From the data that follows, copy every line holding the string "percent".

==== SUPPLIED RECORDS ====

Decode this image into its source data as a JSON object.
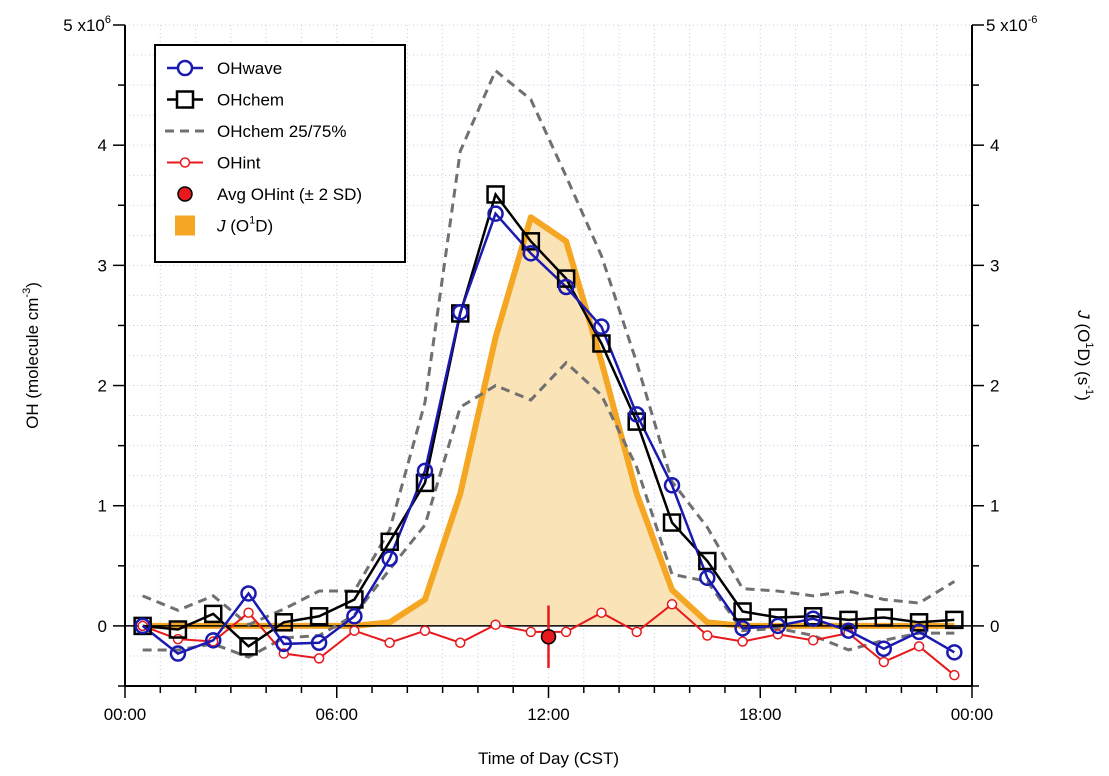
{
  "chart_data": {
    "type": "line",
    "xlabel": "Time of Day (CST)",
    "ylabel_left": {
      "base": "OH (molecule cm",
      "sup": "-3",
      "tail": ")"
    },
    "ylabel_right": {
      "pre": "J",
      "mid": " (O",
      "sup1": "1",
      "mid2": "D) (s",
      "sup2": "-1",
      "tail": ")"
    },
    "x_range_hours": [
      0,
      24
    ],
    "x_ticks": [
      {
        "value": 0,
        "label": "00:00"
      },
      {
        "value": 6,
        "label": "06:00"
      },
      {
        "value": 12,
        "label": "12:00"
      },
      {
        "value": 18,
        "label": "18:00"
      },
      {
        "value": 24,
        "label": "00:00"
      }
    ],
    "y_left_range": [
      -500000,
      5000000
    ],
    "y_left_ticks": [
      {
        "value": 0,
        "label": "0"
      },
      {
        "value": 1000000,
        "label": "1"
      },
      {
        "value": 2000000,
        "label": "2"
      },
      {
        "value": 3000000,
        "label": "3"
      },
      {
        "value": 4000000,
        "label": "4"
      }
    ],
    "y_left_top_label": {
      "base": "5 x10",
      "sup": "6"
    },
    "y_right_range": [
      -5e-07,
      5e-06
    ],
    "y_right_ticks": [
      {
        "value": 0,
        "label": "0"
      },
      {
        "value": 1e-06,
        "label": "1"
      },
      {
        "value": 2e-06,
        "label": "2"
      },
      {
        "value": 3e-06,
        "label": "3"
      },
      {
        "value": 4e-06,
        "label": "4"
      }
    ],
    "y_right_top_label": {
      "base": "5 x10",
      "sup": "-6"
    },
    "grid": true,
    "legend_position": "top-left",
    "x_hours": [
      0.5,
      1.5,
      2.5,
      3.5,
      4.5,
      5.5,
      6.5,
      7.5,
      8.5,
      9.5,
      10.5,
      11.5,
      12.5,
      13.5,
      14.5,
      15.5,
      16.5,
      17.5,
      18.5,
      19.5,
      20.5,
      21.5,
      22.5,
      23.5
    ],
    "series": [
      {
        "name": "OHwave",
        "axis": "left",
        "color": "#1a1ab0",
        "marker": "circle",
        "values": [
          0,
          -230000,
          -120000,
          270000,
          -150000,
          -140000,
          80000,
          560000,
          1290000,
          2610000,
          3430000,
          3100000,
          2820000,
          2490000,
          1760000,
          1170000,
          400000,
          -20000,
          0,
          60000,
          -40000,
          -190000,
          -50000,
          -220000
        ]
      },
      {
        "name": "OHchem",
        "axis": "left",
        "color": "#000000",
        "marker": "square",
        "values": [
          0,
          -30000,
          100000,
          -170000,
          30000,
          80000,
          220000,
          700000,
          1190000,
          2600000,
          3590000,
          3200000,
          2890000,
          2350000,
          1700000,
          860000,
          540000,
          120000,
          70000,
          80000,
          50000,
          70000,
          30000,
          50000
        ]
      },
      {
        "name": "OHchem 25/75%",
        "axis": "left",
        "color": "#707070",
        "marker": "none",
        "dashed": true,
        "upper": [
          250000,
          130000,
          250000,
          10000,
          140000,
          290000,
          290000,
          800000,
          1860000,
          3950000,
          4620000,
          4380000,
          3740000,
          3080000,
          2190000,
          1200000,
          820000,
          310000,
          290000,
          250000,
          290000,
          220000,
          190000,
          370000
        ],
        "lower": [
          -200000,
          -200000,
          -150000,
          -260000,
          -100000,
          -80000,
          90000,
          470000,
          840000,
          1820000,
          2000000,
          1880000,
          2190000,
          1920000,
          1320000,
          430000,
          370000,
          -40000,
          -20000,
          -80000,
          -200000,
          -120000,
          -60000,
          -60000
        ]
      },
      {
        "name": "OHint",
        "axis": "left",
        "color": "#e8191c",
        "marker": "circle-small",
        "values": [
          0,
          -110000,
          -130000,
          110000,
          -230000,
          -270000,
          -40000,
          -140000,
          -40000,
          -140000,
          10000,
          -50000,
          -50000,
          110000,
          -50000,
          180000,
          -80000,
          -130000,
          -70000,
          -120000,
          -60000,
          -300000,
          -170000,
          -410000
        ]
      },
      {
        "name": "Avg OHint (± 2 SD)",
        "axis": "left",
        "color": "#e8191c",
        "marker": "filled-circle",
        "x": 12.0,
        "value": -90000,
        "error": 260000
      },
      {
        "name": "J (O1D)",
        "legend_label": {
          "pre": "J",
          "mid": " (O",
          "sup": "1",
          "tail": "D)"
        },
        "axis": "right",
        "color": "#f5a623",
        "fill": "#fbe3b8",
        "marker": "none",
        "values": [
          0,
          0,
          0,
          0,
          0,
          0,
          0,
          3e-08,
          2.2e-07,
          1.1e-06,
          2.4e-06,
          3.4e-06,
          3.2e-06,
          2.2e-06,
          1.1e-06,
          3e-07,
          3e-08,
          0,
          0,
          0,
          0,
          0,
          0,
          0
        ]
      }
    ]
  }
}
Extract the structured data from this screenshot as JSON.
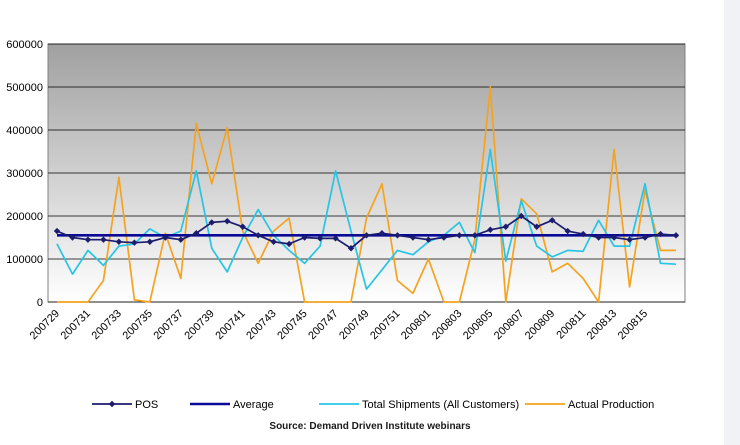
{
  "chart_data": {
    "type": "line",
    "title": "",
    "xlabel": "",
    "ylabel": "",
    "ylim": [
      0,
      600000
    ],
    "yticks": [
      "0",
      "100000",
      "200000",
      "300000",
      "400000",
      "500000",
      "600000"
    ],
    "grid": true,
    "legend_position": "bottom",
    "x_tick_labels": [
      "200729",
      "200731",
      "200733",
      "200735",
      "200737",
      "200739",
      "200741",
      "200743",
      "200745",
      "200747",
      "200749",
      "200751",
      "200801",
      "200803",
      "200805",
      "200807",
      "200809",
      "200811",
      "200813",
      "200815"
    ],
    "series": [
      {
        "name": "POS",
        "color": "#1c1c6e",
        "marker": "diamond",
        "values": [
          165000,
          150000,
          145000,
          145000,
          140000,
          138000,
          140000,
          150000,
          145000,
          160000,
          185000,
          188000,
          175000,
          155000,
          140000,
          135000,
          150000,
          148000,
          148000,
          125000,
          155000,
          160000,
          155000,
          150000,
          145000,
          150000,
          155000,
          155000,
          168000,
          175000,
          200000,
          175000,
          190000,
          165000,
          158000,
          150000,
          150000,
          145000,
          150000,
          158000,
          155000
        ]
      },
      {
        "name": "Average",
        "color": "#0a0a96",
        "values": [
          155000,
          155000,
          155000,
          155000,
          155000,
          155000,
          155000,
          155000,
          155000,
          155000,
          155000,
          155000,
          155000,
          155000,
          155000,
          155000,
          155000,
          155000,
          155000,
          155000,
          155000,
          155000,
          155000,
          155000,
          155000,
          155000,
          155000,
          155000,
          155000,
          155000,
          155000,
          155000,
          155000,
          155000,
          155000,
          155000,
          155000,
          155000,
          155000,
          155000,
          155000
        ]
      },
      {
        "name": "Total Shipments (All Customers)",
        "color": "#27c4e6",
        "values": [
          135000,
          65000,
          120000,
          85000,
          130000,
          135000,
          170000,
          150000,
          165000,
          305000,
          125000,
          70000,
          150000,
          215000,
          155000,
          120000,
          90000,
          130000,
          305000,
          165000,
          30000,
          75000,
          120000,
          110000,
          140000,
          155000,
          185000,
          115000,
          355000,
          95000,
          235000,
          130000,
          105000,
          120000,
          118000,
          190000,
          130000,
          130000,
          275000,
          90000,
          88000
        ]
      },
      {
        "name": "Actual Production",
        "color": "#f5a31f",
        "values": [
          0,
          0,
          0,
          50000,
          290000,
          5000,
          0,
          160000,
          55000,
          415000,
          275000,
          405000,
          165000,
          90000,
          165000,
          195000,
          0,
          0,
          0,
          0,
          195000,
          275000,
          50000,
          20000,
          100000,
          0,
          0,
          145000,
          500000,
          0,
          240000,
          205000,
          70000,
          90000,
          55000,
          0,
          355000,
          35000,
          260000,
          120000,
          120000
        ]
      }
    ]
  },
  "source": "Source: Demand Driven Institute webinars"
}
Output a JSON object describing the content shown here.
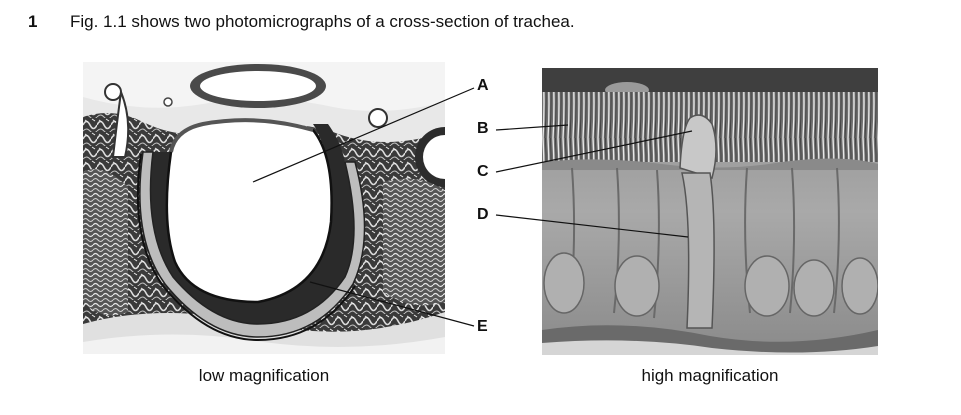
{
  "question": {
    "number": "1",
    "text": "Fig. 1.1 shows two photomicrographs of a cross-section of trachea."
  },
  "figure": {
    "captions": {
      "left": "low magnification",
      "right": "high magnification"
    },
    "labels": {
      "A": "A",
      "B": "B",
      "C": "C",
      "D": "D",
      "E": "E"
    }
  }
}
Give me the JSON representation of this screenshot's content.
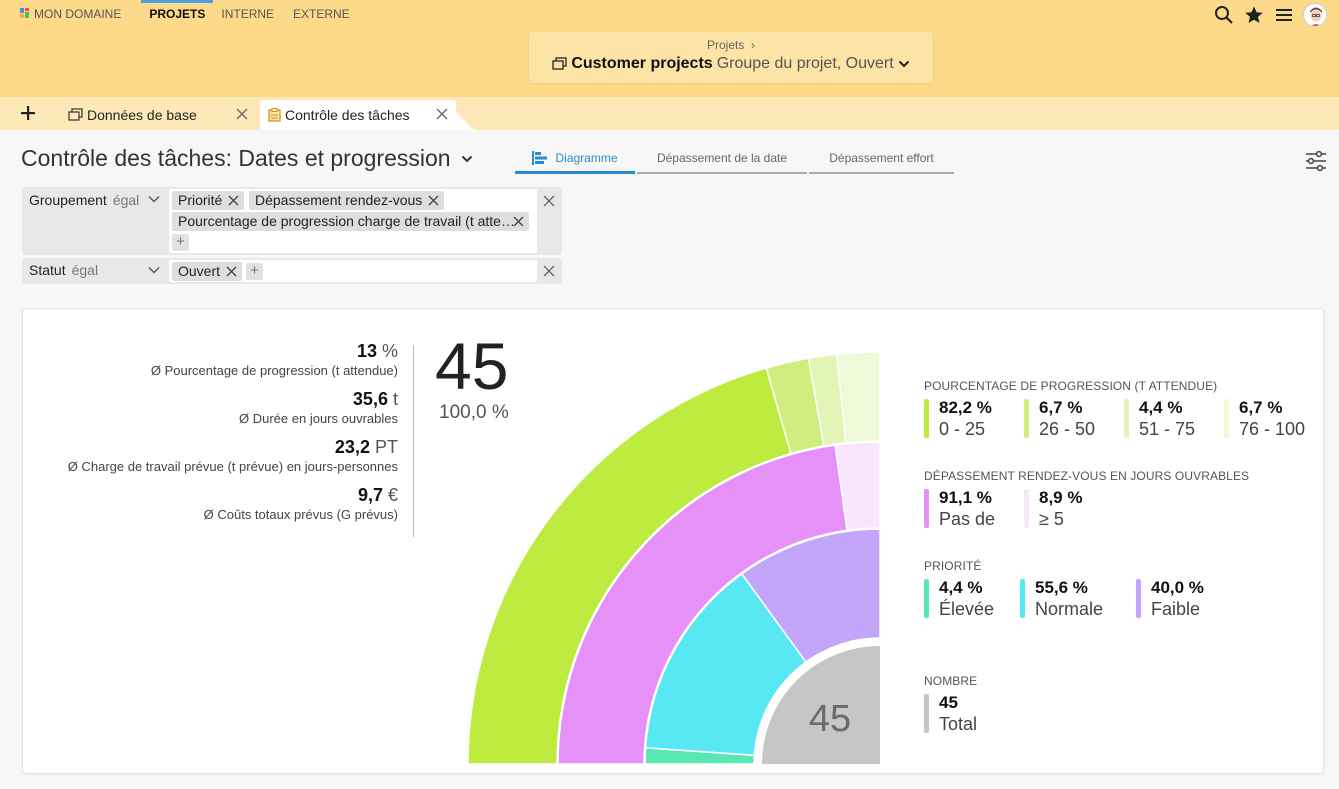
{
  "colors": {
    "topbar": "#fdd98a",
    "accent": "#2a8ad2",
    "lime": "#bdeb3f",
    "lime_light": "#cfee7e",
    "lime_pale": "#e3f4b7",
    "lime_faint": "#eef9d7",
    "magenta": "#e591f7",
    "magenta_pale": "#f9e5fd",
    "cyan": "#57e8f4",
    "teal": "#5be7b4",
    "violet": "#c3a6f9",
    "grey": "#c6c6c6"
  },
  "topnav": {
    "items": [
      "MON DOMAINE",
      "PROJETS",
      "INTERNE",
      "EXTERNE"
    ],
    "icons": [
      "search-icon",
      "star-icon",
      "menu-icon",
      "avatar"
    ]
  },
  "breadcrumb": {
    "parent": "Projets",
    "separator": "›",
    "title": "Customer projects",
    "subtitle": "Groupe du projet, Ouvert"
  },
  "tabs": [
    {
      "label": "Données de base"
    },
    {
      "label": "Contrôle des tâches"
    }
  ],
  "page": {
    "title": "Contrôle des tâches: Dates et progression",
    "view_tabs": [
      "Diagramme",
      "Dépassement de la date",
      "Dépassement effort"
    ]
  },
  "filters": {
    "grouping": {
      "name": "Groupement",
      "operator": "égal",
      "chips": [
        "Priorité",
        "Dépassement rendez-vous",
        "Pourcentage de progression charge de travail (t atte…"
      ],
      "add": "+"
    },
    "status": {
      "name": "Statut",
      "operator": "égal",
      "chips": [
        "Ouvert"
      ],
      "add": "+"
    }
  },
  "stats": [
    {
      "value": "13",
      "unit": "%",
      "label": "Ø Pourcentage de progression (t attendue)"
    },
    {
      "value": "35,6",
      "unit": "t",
      "label": "Ø Durée en jours ouvrables"
    },
    {
      "value": "23,2",
      "unit": "PT",
      "label": "Ø Charge de travail prévue (t prévue) en jours-personnes"
    },
    {
      "value": "9,7",
      "unit": "€",
      "label": "Ø Coûts totaux prévus (G prévus)"
    }
  ],
  "total": {
    "count": "45",
    "percent": "100,0 %"
  },
  "chart_data": {
    "type": "sunburst",
    "center_label": "45",
    "rings": [
      {
        "name": "PRIORITÉ",
        "segments": [
          {
            "label": "Élevée",
            "percent": 4.4,
            "color": "#5be7b4"
          },
          {
            "label": "Normale",
            "percent": 55.6,
            "color": "#57e8f4"
          },
          {
            "label": "Faible",
            "percent": 40.0,
            "color": "#c3a6f9"
          }
        ]
      },
      {
        "name": "DÉPASSEMENT RENDEZ-VOUS EN JOURS OUVRABLES",
        "segments": [
          {
            "label": "Pas de",
            "percent": 91.1,
            "color": "#e591f7"
          },
          {
            "label": "≥ 5",
            "percent": 8.9,
            "color": "#f9e5fd"
          }
        ]
      },
      {
        "name": "POURCENTAGE DE PROGRESSION (T ATTENDUE)",
        "segments": [
          {
            "label": "0 - 25",
            "percent": 82.2,
            "color": "#bdeb3f"
          },
          {
            "label": "26 - 50",
            "percent": 6.7,
            "color": "#cfee7e"
          },
          {
            "label": "51 - 75",
            "percent": 4.4,
            "color": "#e3f4b7"
          },
          {
            "label": "76 - 100",
            "percent": 6.7,
            "color": "#eef9d7"
          }
        ]
      }
    ],
    "legend": [
      {
        "title": "POURCENTAGE DE PROGRESSION (T ATTENDUE)",
        "items": [
          {
            "pct": "82,2 %",
            "cat": "0 - 25",
            "color": "#bdeb3f"
          },
          {
            "pct": "6,7 %",
            "cat": "26 - 50",
            "color": "#cfee7e"
          },
          {
            "pct": "4,4 %",
            "cat": "51 - 75",
            "color": "#e3f4b7"
          },
          {
            "pct": "6,7 %",
            "cat": "76 - 100",
            "color": "#eef9d7"
          }
        ]
      },
      {
        "title": "DÉPASSEMENT RENDEZ-VOUS EN JOURS OUVRABLES",
        "items": [
          {
            "pct": "91,1 %",
            "cat": "Pas de",
            "color": "#e591f7"
          },
          {
            "pct": "8,9 %",
            "cat": "≥ 5",
            "color": "#f9e5fd"
          }
        ]
      },
      {
        "title": "PRIORITÉ",
        "items": [
          {
            "pct": "4,4 %",
            "cat": "Élevée",
            "color": "#5be7b4"
          },
          {
            "pct": "55,6 %",
            "cat": "Normale",
            "color": "#57e8f4"
          },
          {
            "pct": "40,0 %",
            "cat": "Faible",
            "color": "#c3a6f9"
          }
        ]
      },
      {
        "title": "NOMBRE",
        "items": [
          {
            "pct": "45",
            "cat": "Total",
            "color": "#c6c6c6"
          }
        ]
      }
    ]
  }
}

====

- RESULT FOR THIS TASK:
    "percent": "100,0 %"
            "percent": 4.4,
            "percent": 55.6,
            "percent": 40.0,
            "percent": 91.1,
            "percent": 8.9,
            "percent": 82.2,
            "percent": 6.7,
            "percent": 4.4,
            "percent": 6.7,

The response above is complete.